Your task is to retype each line of the data below exactly.

[Data listing]
*-*-*

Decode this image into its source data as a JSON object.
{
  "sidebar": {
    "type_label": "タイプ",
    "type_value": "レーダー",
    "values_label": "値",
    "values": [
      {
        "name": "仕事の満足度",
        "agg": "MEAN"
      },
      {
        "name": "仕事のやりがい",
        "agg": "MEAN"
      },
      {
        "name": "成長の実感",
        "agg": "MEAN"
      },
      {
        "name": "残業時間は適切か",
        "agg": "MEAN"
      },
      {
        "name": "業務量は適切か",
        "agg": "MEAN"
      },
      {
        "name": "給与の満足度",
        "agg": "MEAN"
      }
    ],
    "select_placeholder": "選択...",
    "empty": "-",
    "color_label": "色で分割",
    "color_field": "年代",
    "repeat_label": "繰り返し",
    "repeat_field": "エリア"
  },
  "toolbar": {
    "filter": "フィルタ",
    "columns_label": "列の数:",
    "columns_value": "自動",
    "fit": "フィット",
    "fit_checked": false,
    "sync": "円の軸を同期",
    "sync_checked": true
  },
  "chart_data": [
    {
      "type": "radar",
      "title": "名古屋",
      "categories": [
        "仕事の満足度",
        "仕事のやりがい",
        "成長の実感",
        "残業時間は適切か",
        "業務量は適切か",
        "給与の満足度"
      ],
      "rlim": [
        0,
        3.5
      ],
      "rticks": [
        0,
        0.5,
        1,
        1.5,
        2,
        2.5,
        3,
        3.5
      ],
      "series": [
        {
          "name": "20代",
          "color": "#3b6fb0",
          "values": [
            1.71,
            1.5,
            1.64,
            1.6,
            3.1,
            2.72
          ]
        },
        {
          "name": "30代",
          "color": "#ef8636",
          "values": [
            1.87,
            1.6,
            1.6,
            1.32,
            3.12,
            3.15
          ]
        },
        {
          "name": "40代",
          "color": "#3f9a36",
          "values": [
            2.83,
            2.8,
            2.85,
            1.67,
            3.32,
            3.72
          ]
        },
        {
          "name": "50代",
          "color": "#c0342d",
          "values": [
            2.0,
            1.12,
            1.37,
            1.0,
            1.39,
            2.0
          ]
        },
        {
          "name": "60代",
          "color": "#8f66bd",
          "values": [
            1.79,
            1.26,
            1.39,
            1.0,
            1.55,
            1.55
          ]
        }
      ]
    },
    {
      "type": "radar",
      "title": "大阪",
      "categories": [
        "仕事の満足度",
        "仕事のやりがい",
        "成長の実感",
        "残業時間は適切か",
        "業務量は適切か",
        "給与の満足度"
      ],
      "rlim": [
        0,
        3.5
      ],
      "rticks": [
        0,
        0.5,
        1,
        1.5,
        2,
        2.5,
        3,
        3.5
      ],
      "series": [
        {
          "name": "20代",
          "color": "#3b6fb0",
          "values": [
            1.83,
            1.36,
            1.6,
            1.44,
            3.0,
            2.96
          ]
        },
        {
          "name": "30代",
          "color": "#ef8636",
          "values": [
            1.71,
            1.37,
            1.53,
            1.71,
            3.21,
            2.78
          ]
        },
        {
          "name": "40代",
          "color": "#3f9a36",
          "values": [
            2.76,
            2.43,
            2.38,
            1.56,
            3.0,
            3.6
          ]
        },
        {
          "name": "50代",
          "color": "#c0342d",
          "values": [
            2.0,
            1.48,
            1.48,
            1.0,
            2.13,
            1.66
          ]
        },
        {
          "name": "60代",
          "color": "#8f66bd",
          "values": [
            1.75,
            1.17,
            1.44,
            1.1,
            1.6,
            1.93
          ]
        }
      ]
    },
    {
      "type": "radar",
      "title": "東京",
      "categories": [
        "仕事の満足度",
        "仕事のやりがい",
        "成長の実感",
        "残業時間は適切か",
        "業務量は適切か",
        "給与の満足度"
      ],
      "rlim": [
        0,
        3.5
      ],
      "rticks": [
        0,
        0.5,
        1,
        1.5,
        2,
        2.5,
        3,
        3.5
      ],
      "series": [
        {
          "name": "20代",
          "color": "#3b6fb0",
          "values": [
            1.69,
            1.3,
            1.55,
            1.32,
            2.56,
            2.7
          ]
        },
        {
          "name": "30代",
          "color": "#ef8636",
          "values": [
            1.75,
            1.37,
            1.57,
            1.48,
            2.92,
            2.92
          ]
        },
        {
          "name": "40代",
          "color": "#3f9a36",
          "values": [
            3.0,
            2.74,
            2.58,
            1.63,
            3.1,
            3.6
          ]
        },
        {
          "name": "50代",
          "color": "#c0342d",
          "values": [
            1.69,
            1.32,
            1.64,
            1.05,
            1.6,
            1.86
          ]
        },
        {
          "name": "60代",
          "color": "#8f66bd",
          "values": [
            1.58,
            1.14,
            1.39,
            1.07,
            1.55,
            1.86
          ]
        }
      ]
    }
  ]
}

*-*-*

COMPLETE ANSWER ::
Decode this image into its source data as a JSON object.
{
  "sidebar": {
    "type_label": "タイプ",
    "type_value": "レーダー",
    "values_label": "値",
    "values": [
      {
        "name": "仕事の満足度",
        "agg": "MEAN"
      },
      {
        "name": "仕事のやりがい",
        "agg": "MEAN"
      },
      {
        "name": "成長の実感",
        "agg": "MEAN"
      },
      {
        "name": "残業時間は適切か",
        "agg": "MEAN"
      },
      {
        "name": "業務量は適切か",
        "agg": "MEAN"
      },
      {
        "name": "給与の満足度",
        "agg": "MEAN"
      }
    ],
    "select_placeholder": "選択...",
    "empty": "-",
    "color_label": "色で分割",
    "color_field": "年代",
    "repeat_label": "繰り返し",
    "repeat_field": "エリア"
  },
  "toolbar": {
    "filter": "フィルタ",
    "columns_label": "列の数:",
    "columns_value": "自動",
    "fit": "フィット",
    "fit_checked": false,
    "sync": "円の軸を同期",
    "sync_checked": true
  },
  "chart_data": [
    {
      "type": "radar",
      "title": "名古屋",
      "categories": [
        "仕事の満足度",
        "仕事のやりがい",
        "成長の実感",
        "残業時間は適切か",
        "業務量は適切か",
        "給与の満足度"
      ],
      "rlim": [
        0,
        3.5
      ],
      "rticks": [
        0,
        0.5,
        1,
        1.5,
        2,
        2.5,
        3,
        3.5
      ],
      "series": [
        {
          "name": "20代",
          "color": "#3b6fb0",
          "values": [
            1.71,
            1.5,
            1.64,
            1.6,
            3.1,
            2.72
          ]
        },
        {
          "name": "30代",
          "color": "#ef8636",
          "values": [
            1.87,
            1.6,
            1.6,
            1.32,
            3.12,
            3.15
          ]
        },
        {
          "name": "40代",
          "color": "#3f9a36",
          "values": [
            2.83,
            2.8,
            2.85,
            1.67,
            3.32,
            3.72
          ]
        },
        {
          "name": "50代",
          "color": "#c0342d",
          "values": [
            2.0,
            1.12,
            1.37,
            1.0,
            1.39,
            2.0
          ]
        },
        {
          "name": "60代",
          "color": "#8f66bd",
          "values": [
            1.79,
            1.26,
            1.39,
            1.0,
            1.55,
            1.55
          ]
        }
      ]
    },
    {
      "type": "radar",
      "title": "大阪",
      "categories": [
        "仕事の満足度",
        "仕事のやりがい",
        "成長の実感",
        "残業時間は適切か",
        "業務量は適切か",
        "給与の満足度"
      ],
      "rlim": [
        0,
        3.5
      ],
      "rticks": [
        0,
        0.5,
        1,
        1.5,
        2,
        2.5,
        3,
        3.5
      ],
      "series": [
        {
          "name": "20代",
          "color": "#3b6fb0",
          "values": [
            1.83,
            1.36,
            1.6,
            1.44,
            3.0,
            2.96
          ]
        },
        {
          "name": "30代",
          "color": "#ef8636",
          "values": [
            1.71,
            1.37,
            1.53,
            1.71,
            3.21,
            2.78
          ]
        },
        {
          "name": "40代",
          "color": "#3f9a36",
          "values": [
            2.76,
            2.43,
            2.38,
            1.56,
            3.0,
            3.6
          ]
        },
        {
          "name": "50代",
          "color": "#c0342d",
          "values": [
            2.0,
            1.48,
            1.48,
            1.0,
            2.13,
            1.66
          ]
        },
        {
          "name": "60代",
          "color": "#8f66bd",
          "values": [
            1.75,
            1.17,
            1.44,
            1.1,
            1.6,
            1.93
          ]
        }
      ]
    },
    {
      "type": "radar",
      "title": "東京",
      "categories": [
        "仕事の満足度",
        "仕事のやりがい",
        "成長の実感",
        "残業時間は適切か",
        "業務量は適切か",
        "給与の満足度"
      ],
      "rlim": [
        0,
        3.5
      ],
      "rticks": [
        0,
        0.5,
        1,
        1.5,
        2,
        2.5,
        3,
        3.5
      ],
      "series": [
        {
          "name": "20代",
          "color": "#3b6fb0",
          "values": [
            1.69,
            1.3,
            1.55,
            1.32,
            2.56,
            2.7
          ]
        },
        {
          "name": "30代",
          "color": "#ef8636",
          "values": [
            1.75,
            1.37,
            1.57,
            1.48,
            2.92,
            2.92
          ]
        },
        {
          "name": "40代",
          "color": "#3f9a36",
          "values": [
            3.0,
            2.74,
            2.58,
            1.63,
            3.1,
            3.6
          ]
        },
        {
          "name": "50代",
          "color": "#c0342d",
          "values": [
            1.69,
            1.32,
            1.64,
            1.05,
            1.6,
            1.86
          ]
        },
        {
          "name": "60代",
          "color": "#8f66bd",
          "values": [
            1.58,
            1.14,
            1.39,
            1.07,
            1.55,
            1.86
          ]
        }
      ]
    }
  ]
}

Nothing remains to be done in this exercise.